» TASK DESCRIPTION
Without altering anything, output the material below.

Figure contents as structured data:
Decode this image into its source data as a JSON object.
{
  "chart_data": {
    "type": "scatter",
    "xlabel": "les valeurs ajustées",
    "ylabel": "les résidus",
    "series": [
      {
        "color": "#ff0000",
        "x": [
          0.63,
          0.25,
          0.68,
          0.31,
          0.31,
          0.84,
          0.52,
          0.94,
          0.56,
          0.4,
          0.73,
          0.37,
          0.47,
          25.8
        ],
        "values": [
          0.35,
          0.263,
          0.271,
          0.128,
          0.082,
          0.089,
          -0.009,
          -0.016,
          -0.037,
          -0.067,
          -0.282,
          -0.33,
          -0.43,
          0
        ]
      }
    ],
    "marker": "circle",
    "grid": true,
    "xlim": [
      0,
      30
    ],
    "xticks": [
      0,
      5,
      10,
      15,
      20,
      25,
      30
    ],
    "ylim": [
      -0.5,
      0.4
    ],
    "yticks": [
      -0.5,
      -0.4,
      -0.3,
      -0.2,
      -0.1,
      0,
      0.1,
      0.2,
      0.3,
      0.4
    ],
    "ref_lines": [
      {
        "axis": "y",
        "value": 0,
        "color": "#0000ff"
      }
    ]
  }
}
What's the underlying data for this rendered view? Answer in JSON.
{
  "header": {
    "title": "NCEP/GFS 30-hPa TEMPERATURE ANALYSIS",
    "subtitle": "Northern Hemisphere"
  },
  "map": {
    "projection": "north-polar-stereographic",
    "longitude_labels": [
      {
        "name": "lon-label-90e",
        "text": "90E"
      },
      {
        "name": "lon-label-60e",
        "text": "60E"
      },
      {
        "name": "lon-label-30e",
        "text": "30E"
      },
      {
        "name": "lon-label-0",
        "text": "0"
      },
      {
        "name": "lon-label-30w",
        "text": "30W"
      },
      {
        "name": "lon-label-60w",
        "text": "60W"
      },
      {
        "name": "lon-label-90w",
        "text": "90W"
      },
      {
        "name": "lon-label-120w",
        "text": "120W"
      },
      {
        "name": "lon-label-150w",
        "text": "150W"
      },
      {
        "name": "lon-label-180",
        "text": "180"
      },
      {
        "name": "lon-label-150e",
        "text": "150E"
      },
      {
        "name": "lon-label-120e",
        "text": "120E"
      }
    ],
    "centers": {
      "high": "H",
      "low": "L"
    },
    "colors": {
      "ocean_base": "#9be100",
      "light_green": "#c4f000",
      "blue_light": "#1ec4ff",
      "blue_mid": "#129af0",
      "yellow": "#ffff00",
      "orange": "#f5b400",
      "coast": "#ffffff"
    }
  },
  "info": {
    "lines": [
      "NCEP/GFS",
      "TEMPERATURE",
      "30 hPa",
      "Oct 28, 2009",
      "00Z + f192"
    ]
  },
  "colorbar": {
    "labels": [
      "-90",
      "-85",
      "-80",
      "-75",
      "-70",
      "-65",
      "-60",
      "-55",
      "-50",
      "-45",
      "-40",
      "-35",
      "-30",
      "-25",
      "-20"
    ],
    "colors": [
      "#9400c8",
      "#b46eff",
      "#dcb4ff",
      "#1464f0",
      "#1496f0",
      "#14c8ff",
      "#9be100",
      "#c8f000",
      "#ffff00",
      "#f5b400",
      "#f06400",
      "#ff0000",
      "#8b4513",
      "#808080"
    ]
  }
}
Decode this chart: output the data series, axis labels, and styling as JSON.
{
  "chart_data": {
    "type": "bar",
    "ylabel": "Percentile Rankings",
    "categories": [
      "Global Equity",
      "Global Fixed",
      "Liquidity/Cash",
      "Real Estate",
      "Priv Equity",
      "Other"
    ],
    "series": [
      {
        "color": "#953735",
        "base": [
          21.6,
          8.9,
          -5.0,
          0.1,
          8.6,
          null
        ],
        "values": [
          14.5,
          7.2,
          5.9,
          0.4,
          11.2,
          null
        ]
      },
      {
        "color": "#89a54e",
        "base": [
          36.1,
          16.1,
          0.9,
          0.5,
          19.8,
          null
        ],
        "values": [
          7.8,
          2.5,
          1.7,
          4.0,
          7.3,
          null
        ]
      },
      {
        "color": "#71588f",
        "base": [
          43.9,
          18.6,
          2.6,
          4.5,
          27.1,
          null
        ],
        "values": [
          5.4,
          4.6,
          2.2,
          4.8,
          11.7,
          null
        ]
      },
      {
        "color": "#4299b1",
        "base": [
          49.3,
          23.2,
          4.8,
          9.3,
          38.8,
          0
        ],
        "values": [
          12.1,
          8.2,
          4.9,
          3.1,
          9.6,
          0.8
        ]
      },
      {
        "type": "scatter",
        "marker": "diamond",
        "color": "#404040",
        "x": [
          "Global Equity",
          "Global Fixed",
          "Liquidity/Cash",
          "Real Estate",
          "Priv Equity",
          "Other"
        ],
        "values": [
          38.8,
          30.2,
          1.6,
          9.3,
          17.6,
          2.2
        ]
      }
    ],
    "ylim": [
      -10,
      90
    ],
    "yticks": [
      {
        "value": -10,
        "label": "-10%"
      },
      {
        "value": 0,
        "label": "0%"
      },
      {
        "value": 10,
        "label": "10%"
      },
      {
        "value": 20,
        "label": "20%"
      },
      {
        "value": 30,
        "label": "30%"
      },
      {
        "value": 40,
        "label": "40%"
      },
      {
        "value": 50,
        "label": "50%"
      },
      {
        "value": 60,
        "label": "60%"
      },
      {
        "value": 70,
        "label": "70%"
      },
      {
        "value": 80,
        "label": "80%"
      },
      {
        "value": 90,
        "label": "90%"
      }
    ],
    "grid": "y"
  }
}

» EXERCISE SOLUTION
Decode this image into its source data as a JSON object.
{
  "chart_data": {
    "type": "scatter",
    "xlabel": "les valeurs ajustées",
    "ylabel": "les résidus",
    "series": [
      {
        "color": "#ff0000",
        "x": [
          0.63,
          0.25,
          0.68,
          0.31,
          0.31,
          0.84,
          0.52,
          0.94,
          0.56,
          0.4,
          0.73,
          0.37,
          0.47,
          25.8
        ],
        "values": [
          0.35,
          0.263,
          0.271,
          0.128,
          0.082,
          0.089,
          -0.009,
          -0.016,
          -0.037,
          -0.067,
          -0.282,
          -0.33,
          -0.43,
          0
        ]
      }
    ],
    "marker": "circle",
    "grid": true,
    "xlim": [
      0,
      30
    ],
    "xticks": [
      0,
      5,
      10,
      15,
      20,
      25,
      30
    ],
    "ylim": [
      -0.5,
      0.4
    ],
    "yticks": [
      -0.5,
      -0.4,
      -0.3,
      -0.2,
      -0.1,
      0,
      0.1,
      0.2,
      0.3,
      0.4
    ],
    "ref_lines": [
      {
        "axis": "y",
        "value": 0,
        "color": "#0000ff"
      }
    ]
  }
}
What's the underlying data for this rendered view? Answer in JSON.
{
  "header": {
    "title": "NCEP/GFS 30-hPa TEMPERATURE ANALYSIS",
    "subtitle": "Northern Hemisphere"
  },
  "map": {
    "projection": "north-polar-stereographic",
    "longitude_labels": [
      {
        "name": "lon-label-90e",
        "text": "90E"
      },
      {
        "name": "lon-label-60e",
        "text": "60E"
      },
      {
        "name": "lon-label-30e",
        "text": "30E"
      },
      {
        "name": "lon-label-0",
        "text": "0"
      },
      {
        "name": "lon-label-30w",
        "text": "30W"
      },
      {
        "name": "lon-label-60w",
        "text": "60W"
      },
      {
        "name": "lon-label-90w",
        "text": "90W"
      },
      {
        "name": "lon-label-120w",
        "text": "120W"
      },
      {
        "name": "lon-label-150w",
        "text": "150W"
      },
      {
        "name": "lon-label-180",
        "text": "180"
      },
      {
        "name": "lon-label-150e",
        "text": "150E"
      },
      {
        "name": "lon-label-120e",
        "text": "120E"
      }
    ],
    "centers": {
      "high": "H",
      "low": "L"
    },
    "colors": {
      "ocean_base": "#9be100",
      "light_green": "#c4f000",
      "blue_light": "#1ec4ff",
      "blue_mid": "#129af0",
      "yellow": "#ffff00",
      "orange": "#f5b400",
      "coast": "#ffffff"
    }
  },
  "info": {
    "lines": [
      "NCEP/GFS",
      "TEMPERATURE",
      "30 hPa",
      "Oct 28, 2009",
      "00Z + f192"
    ]
  },
  "colorbar": {
    "labels": [
      "-90",
      "-85",
      "-80",
      "-75",
      "-70",
      "-65",
      "-60",
      "-55",
      "-50",
      "-45",
      "-40",
      "-35",
      "-30",
      "-25",
      "-20"
    ],
    "colors": [
      "#9400c8",
      "#b46eff",
      "#dcb4ff",
      "#1464f0",
      "#1496f0",
      "#14c8ff",
      "#9be100",
      "#c8f000",
      "#ffff00",
      "#f5b400",
      "#f06400",
      "#ff0000",
      "#8b4513",
      "#808080"
    ]
  }
}
Decode this chart: output the data series, axis labels, and styling as JSON.
{
  "chart_data": {
    "type": "bar",
    "ylabel": "Percentile Rankings",
    "categories": [
      "Global Equity",
      "Global Fixed",
      "Liquidity/Cash",
      "Real Estate",
      "Priv Equity",
      "Other"
    ],
    "series": [
      {
        "color": "#953735",
        "base": [
          21.6,
          8.9,
          -5.0,
          0.1,
          8.6,
          null
        ],
        "values": [
          14.5,
          7.2,
          5.9,
          0.4,
          11.2,
          null
        ]
      },
      {
        "color": "#89a54e",
        "base": [
          36.1,
          16.1,
          0.9,
          0.5,
          19.8,
          null
        ],
        "values": [
          7.8,
          2.5,
          1.7,
          4.0,
          7.3,
          null
        ]
      },
      {
        "color": "#71588f",
        "base": [
          43.9,
          18.6,
          2.6,
          4.5,
          27.1,
          null
        ],
        "values": [
          5.4,
          4.6,
          2.2,
          4.8,
          11.7,
          null
        ]
      },
      {
        "color": "#4299b1",
        "base": [
          49.3,
          23.2,
          4.8,
          9.3,
          38.8,
          0
        ],
        "values": [
          12.1,
          8.2,
          4.9,
          3.1,
          9.6,
          0.8
        ]
      },
      {
        "type": "scatter",
        "marker": "diamond",
        "color": "#404040",
        "x": [
          "Global Equity",
          "Global Fixed",
          "Liquidity/Cash",
          "Real Estate",
          "Priv Equity",
          "Other"
        ],
        "values": [
          38.8,
          30.2,
          1.6,
          9.3,
          17.6,
          2.2
        ]
      }
    ],
    "ylim": [
      -10,
      90
    ],
    "yticks": [
      {
        "value": -10,
        "label": "-10%"
      },
      {
        "value": 0,
        "label": "0%"
      },
      {
        "value": 10,
        "label": "10%"
      },
      {
        "value": 20,
        "label": "20%"
      },
      {
        "value": 30,
        "label": "30%"
      },
      {
        "value": 40,
        "label": "40%"
      },
      {
        "value": 50,
        "label": "50%"
      },
      {
        "value": 60,
        "label": "60%"
      },
      {
        "value": 70,
        "label": "70%"
      },
      {
        "value": 80,
        "label": "80%"
      },
      {
        "value": 90,
        "label": "90%"
      }
    ],
    "grid": "y"
  }
}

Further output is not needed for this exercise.